Provided entries —
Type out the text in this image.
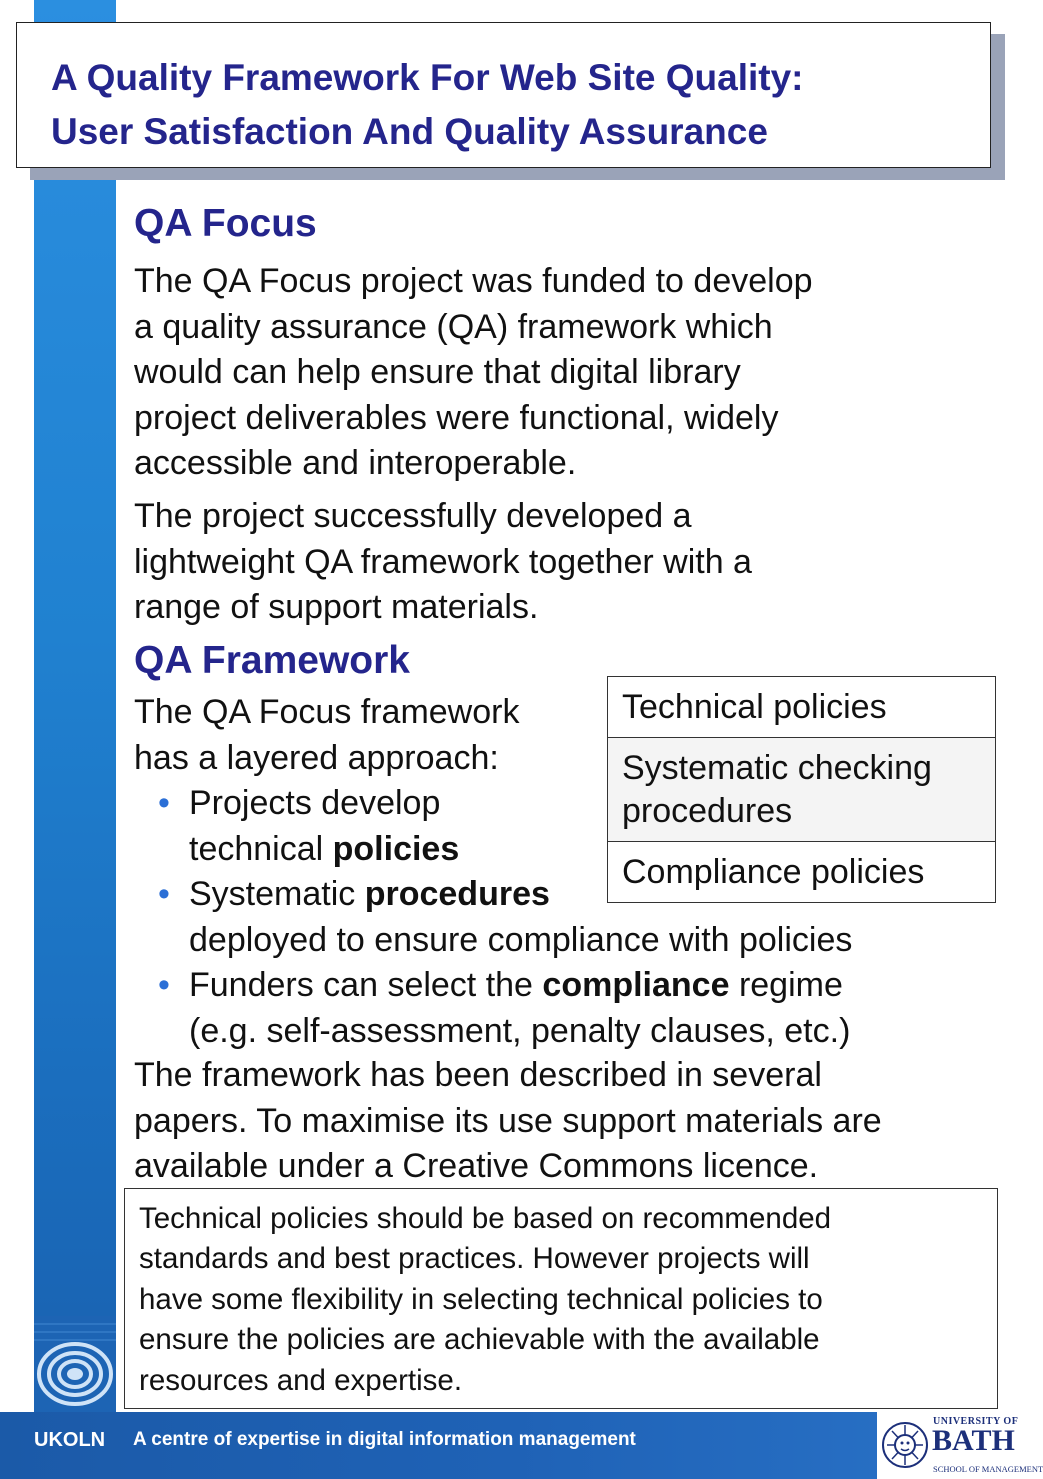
A Quality Framework For Web Site Quality:
User Satisfaction And Quality Assurance
QA Focus

The QA Focus project was funded to develop
a quality assurance (QA) framework which
would can help ensure that digital library
project deliverables were functional, widely
accessible and interoperable.

The project successfully developed a
lightweight QA framework together with a
range of support materials.

QA Framework

The QA Focus framework
has a layered approach:

• Projects develop
technical policies
• Systematic procedures
deployed to ensure compliance with policies
• Funders can select the compliance regime
(e.g. self-assessment, penalty clauses, etc.)
Technical policies
Systematic checking
procedures
Compliance policies

The framework has been described in several
papers. To maximise its use support materials are
available under a Creative Commons licence.

Technical policies should be based on recommended
standards and best practices. However projects will
have some flexibility in selecting technical policies to
ensure the policies are achievable with the available
resources and expertise.

UKOLN A centre of expertise in digital information management
UNIVERSITY OF
BATH
SCHOOL OF MANAGEMENT
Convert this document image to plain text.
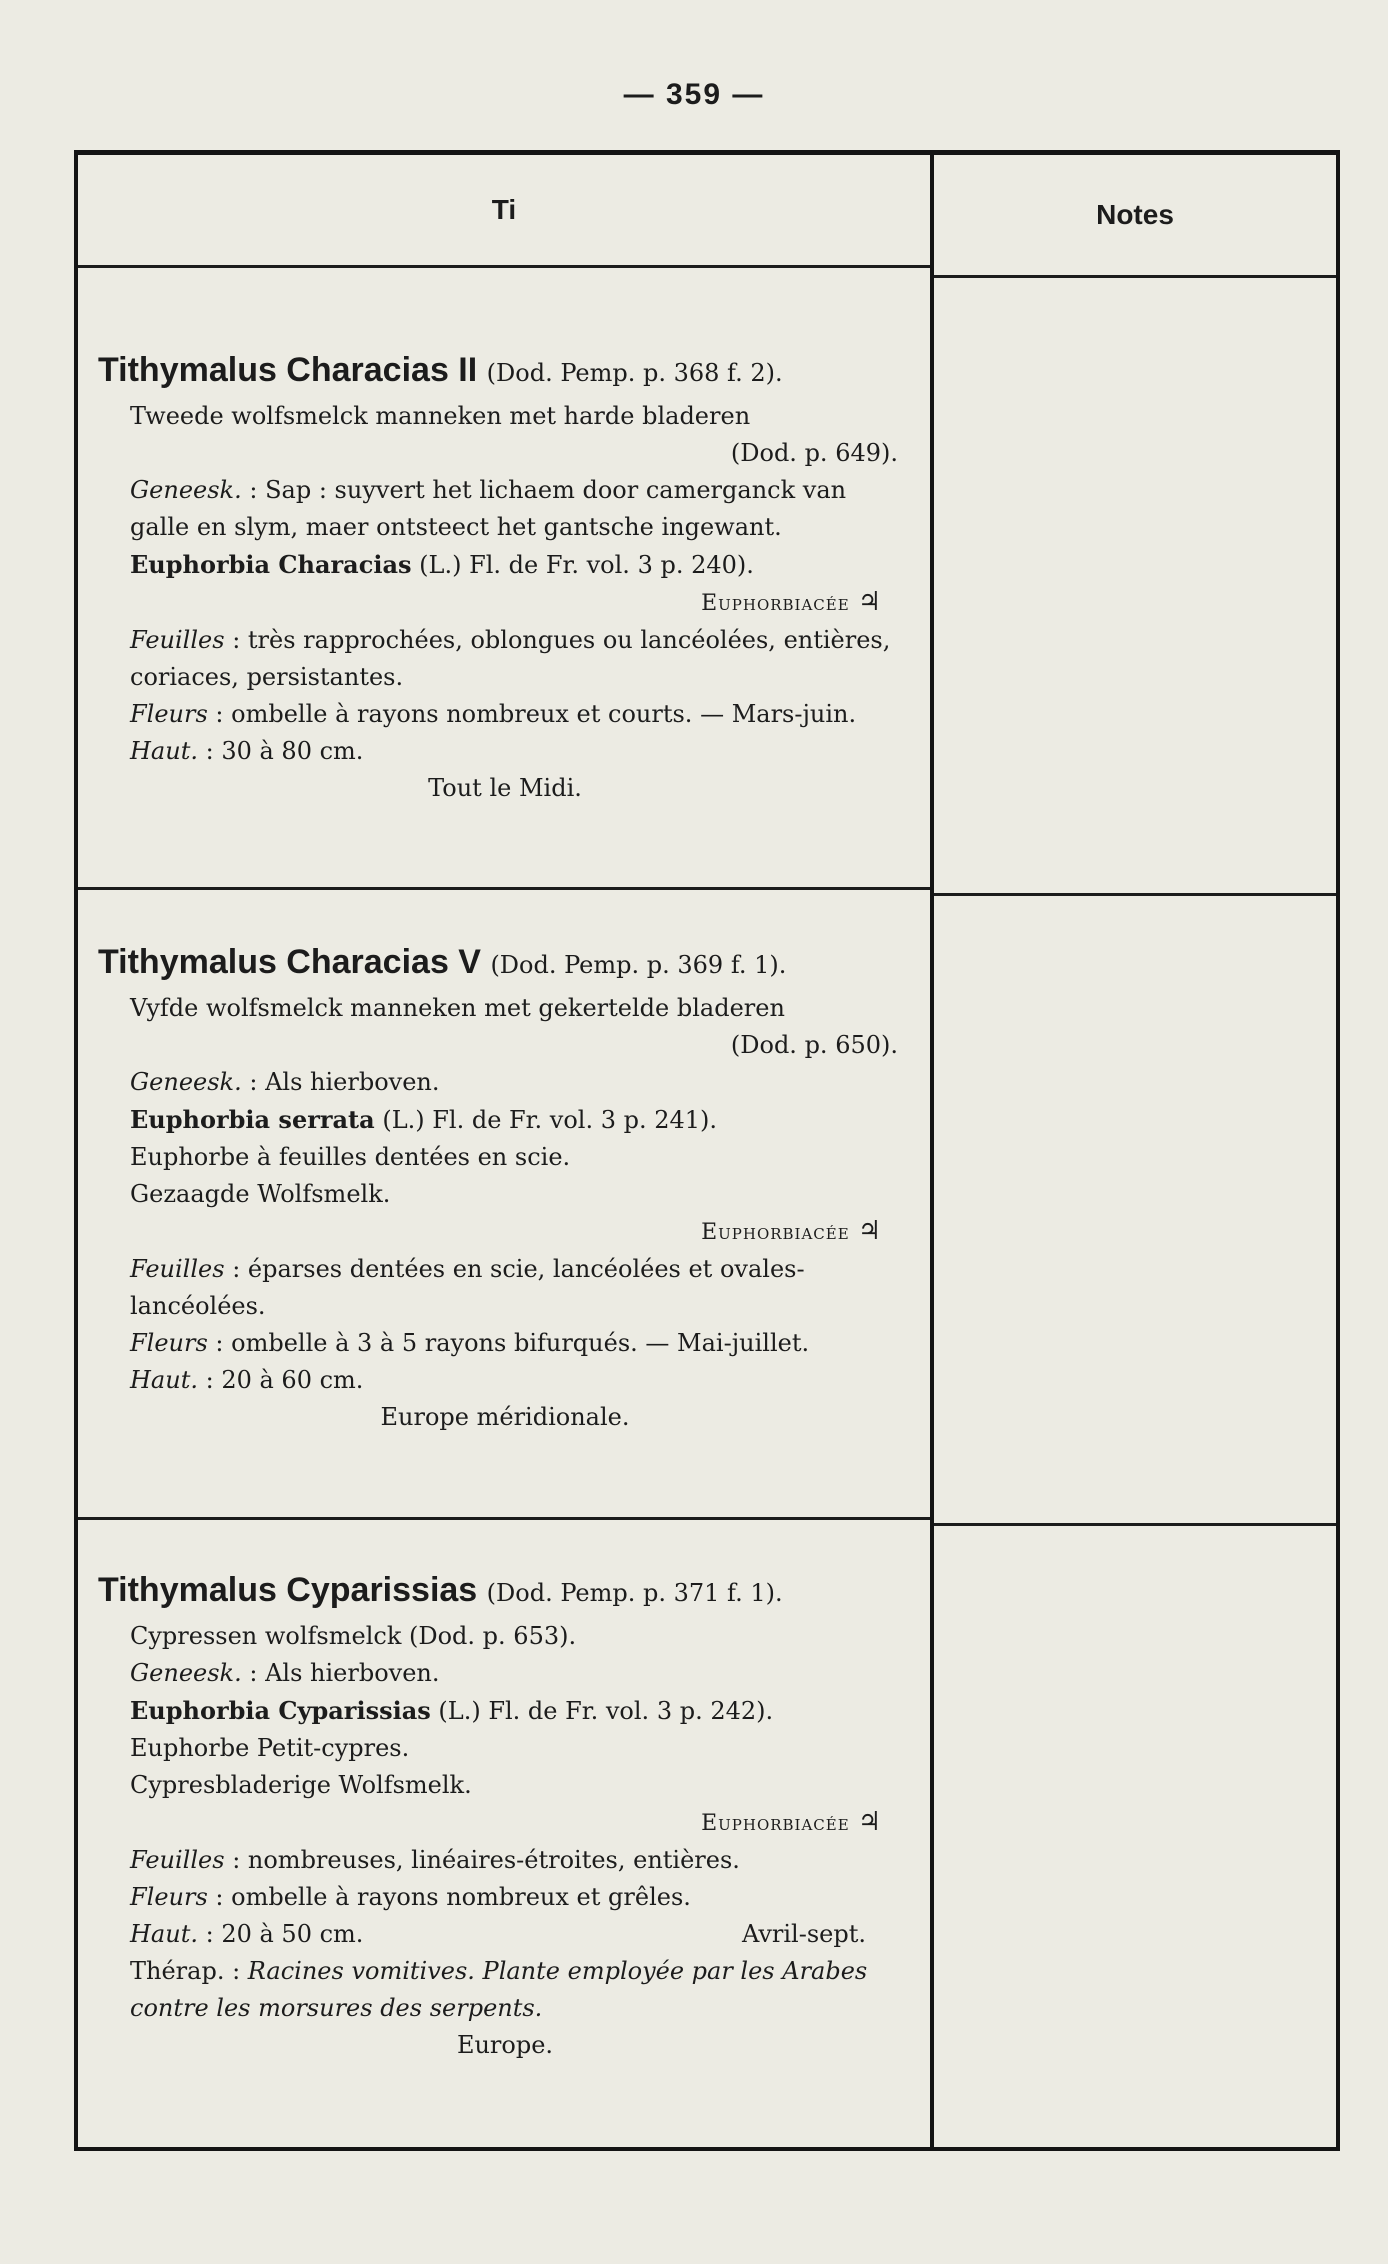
— 359 —
Ti

Tithymalus Characias II (Dod. Pemp. p. 368 f. 2).

Tweede wolfsmelck manneken met harde bladeren

(Dod. p. 649).

Geneesk. : Sap : suyvert het lichaem door camerganck van galle en slym, maer ontsteect het gantsche ingewant.

Euphorbia Characias (L.) Fl. de Fr. vol. 3 p. 240).

Euphorbiacée ♃

Feuilles : très rapprochées, oblongues ou lancéolées, entières, coriaces, persistantes.

Fleurs : ombelle à rayons nombreux et courts. — Mars-juin.

Haut. : 30 à 80 cm.

Tout le Midi.

Tithymalus Characias V (Dod. Pemp. p. 369 f. 1).

Vyfde wolfsmelck manneken met gekertelde bladeren

(Dod. p. 650).

Geneesk. : Als hierboven.

Euphorbia serrata (L.) Fl. de Fr. vol. 3 p. 241).

Euphorbe à feuilles dentées en scie.

Gezaagde Wolfsmelk.

Euphorbiacée ♃

Feuilles : éparses dentées en scie, lancéolées et ovales-lancéolées.

Fleurs : ombelle à 3 à 5 rayons bifurqués. — Mai-juillet.

Haut. : 20 à 60 cm.

Europe méridionale.

Tithymalus Cyparissias (Dod. Pemp. p. 371 f. 1).

Cypressen wolfsmelck (Dod. p. 653).

Geneesk. : Als hierboven.

Euphorbia Cyparissias (L.) Fl. de Fr. vol. 3 p. 242).

Euphorbe Petit-cypres.

Cypresbladerige Wolfsmelk.

Euphorbiacée ♃

Feuilles : nombreuses, linéaires-étroites, entières.

Fleurs : ombelle à rayons nombreux et grêles.

Haut. : 20 à 50 cm.	Avril-sept.

Thérap. : Racines vomitives. Plante employée par les Arabes contre les morsures des serpents.

Europe.

Notes
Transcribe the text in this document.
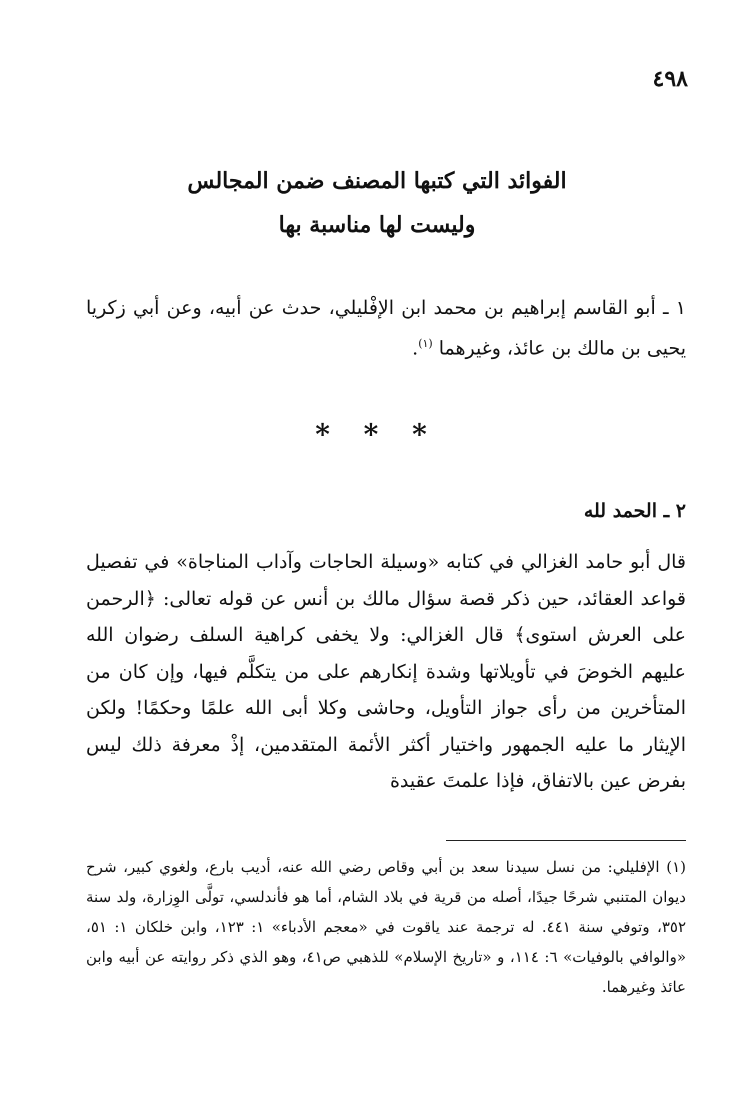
٤٩٨
الفوائد التي كتبها المصنف ضمن المجالس
وليست لها مناسبة بها

١ ـ أبو القاسم إبراهيم بن محمد ابن الإفْليلي، حدث عن أبيه، وعن أبي زكريا يحيى بن مالك بن عائذ، وغيرهما $^{(١)}$.

* * *
٢ ـ الحمد لله

قال أبو حامد الغزالي في كتابه «وسيلة الحاجات وآداب المناجاة» في تفصيل قواعد العقائد، حين ذكر قصة سؤال مالك بن أنس عن قوله تعالى: ﴿الرحمن على العرش استوى﴾ قال الغزالي: ولا يخفى كراهية السلف رضوان الله عليهم الخوضَ في تأويلاتها وشدة إنكارهم على من يتكلَّم فيها، وإن كان من المتأخرين من رأى جواز التأويل، وحاشى وكلا أبى الله علمًا وحكمًا! ولكن الإيثار ما عليه الجمهور واختيار أكثر الأئمة المتقدمين، إذْ معرفة ذلك ليس بفرض عين بالاتفاق، فإذا علمتَ عقيدة

(١) الإفليلي: من نسل سيدنا سعد بن أبي وقاص رضي الله عنه، أديب بارع، ولغوي كبير، شرح ديوان المتنبي شرحًا جيدًا، أصله من قرية في بلاد الشام، أما هو فأندلسي، تولَّى الوِزارة، ولد سنة ٣٥٢، وتوفي سنة ٤٤١. له ترجمة عند ياقوت في «معجم الأدباء» ١: ١٢٣، وابن خلكان ١: ٥١، «والوافي بالوفيات» ٦: ١١٤، و «تاريخ الإسلام» للذهبي ص٤١، وهو الذي ذكر روايته عن أبيه وابن عائذ وغيرهما.
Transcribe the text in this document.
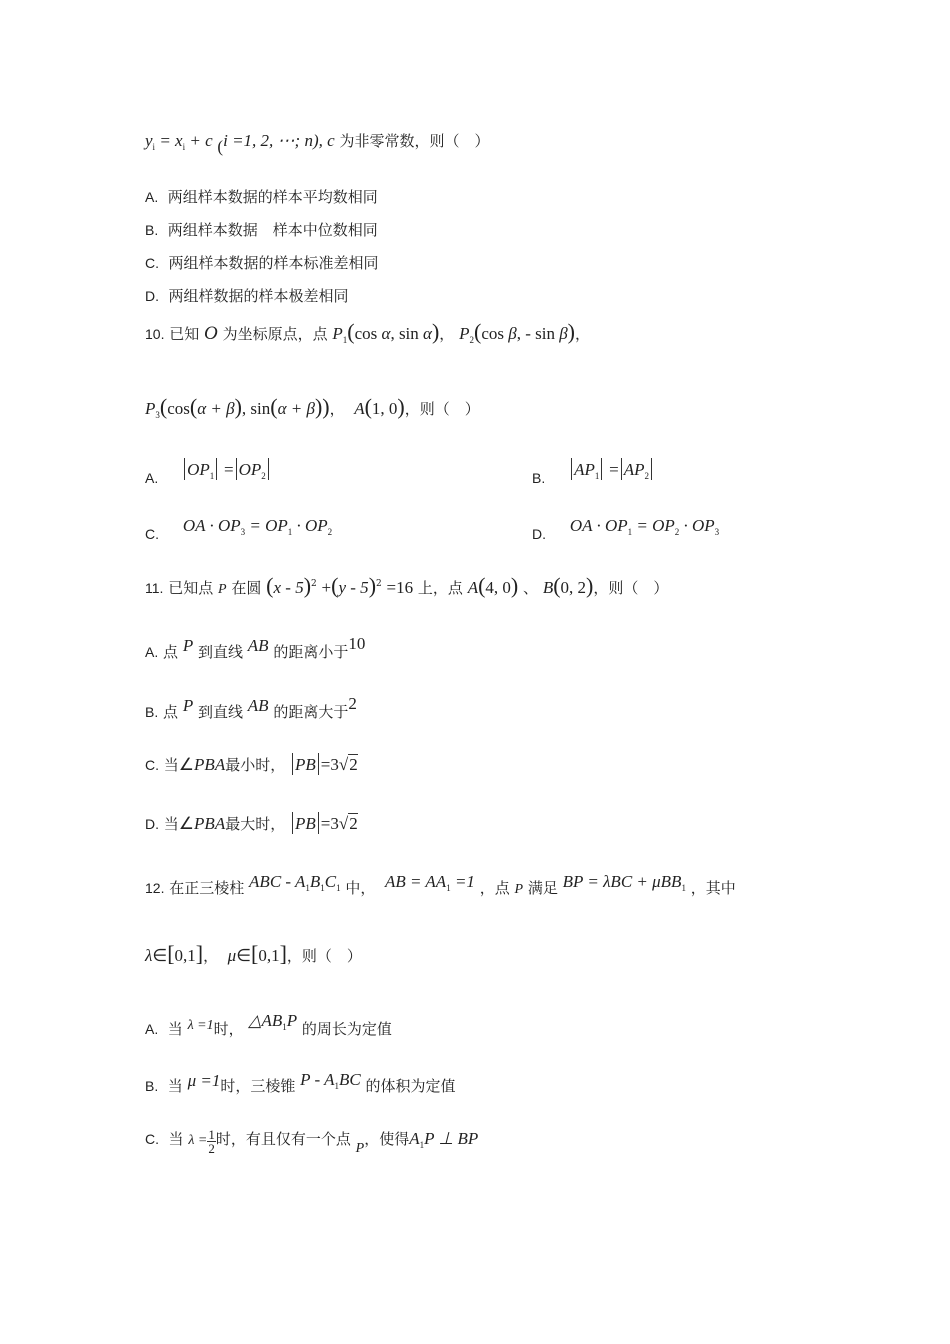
$y_i = x_i + c$ (i =1, 2, ⋯; n), c 为非零常数，则（　）
A. 两组样本数据的样本平均数相同
B. 两组样本数据　样本中位数相同
C. 两组样本数据的样本标准差相同
D. 两组样数据的样本极差相同
10. 已知 O 为坐标原点，点 $P_1(\cos$ α, sin α)， $P_2(\cos$ β, - sin β)，
$P_3(\cos(\alpha + \beta)$, sin(α + β))， A(1, 0)，则（　）
A. $OP_1 = OP_2$	B. $AP_1 = AP_2$
C. OA · $OP_3 = OP_1 \cdot OP_2$	D. OA · $OP_1 = OP_2 \cdot OP_3$
11. 已知点 P 在圆 (x - 5)$^2$ +(y - 5)$^2$ =16 上，点 A(4, 0) 、 B(0, 2)，则（　）
A. 点 P 到直线 AB 的距离小于10
B. 点 P 到直线 AB 的距离大于2
C. 当∠PBA最小时， PB =3√2
D. 当∠PBA最大时， PB =3√2
12. 在正三棱柱 ABC - $A_1B_1C_1$ 中， AB = $AA_1 =1$ ，点 P 满足 BP = λBC + μBB$_1$ ，其中
λ∈[0,1]， μ∈[0,1]，则（　）
A. 当 λ =1时， $\triangle AB_1P$ 的周长为定值
B. 当 μ =1时，三棱锥 P - $A_1BC$ 的体积为定值
C. 当 $\lambda = \frac{1}{2}$ 时，有且仅有一个点 P，使得$A_1P$ ⊥ BP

What this task involves —
Copy whichever lines in the listing above contain the word "rayons".

The answer —
Fleurs : ombelle à rayons nombreux et courts. — Mars-juin.
Fleurs : ombelle à 3 à 5 rayons bifurqués. — Mai-juillet.
Fleurs : ombelle à rayons nombreux et grêles.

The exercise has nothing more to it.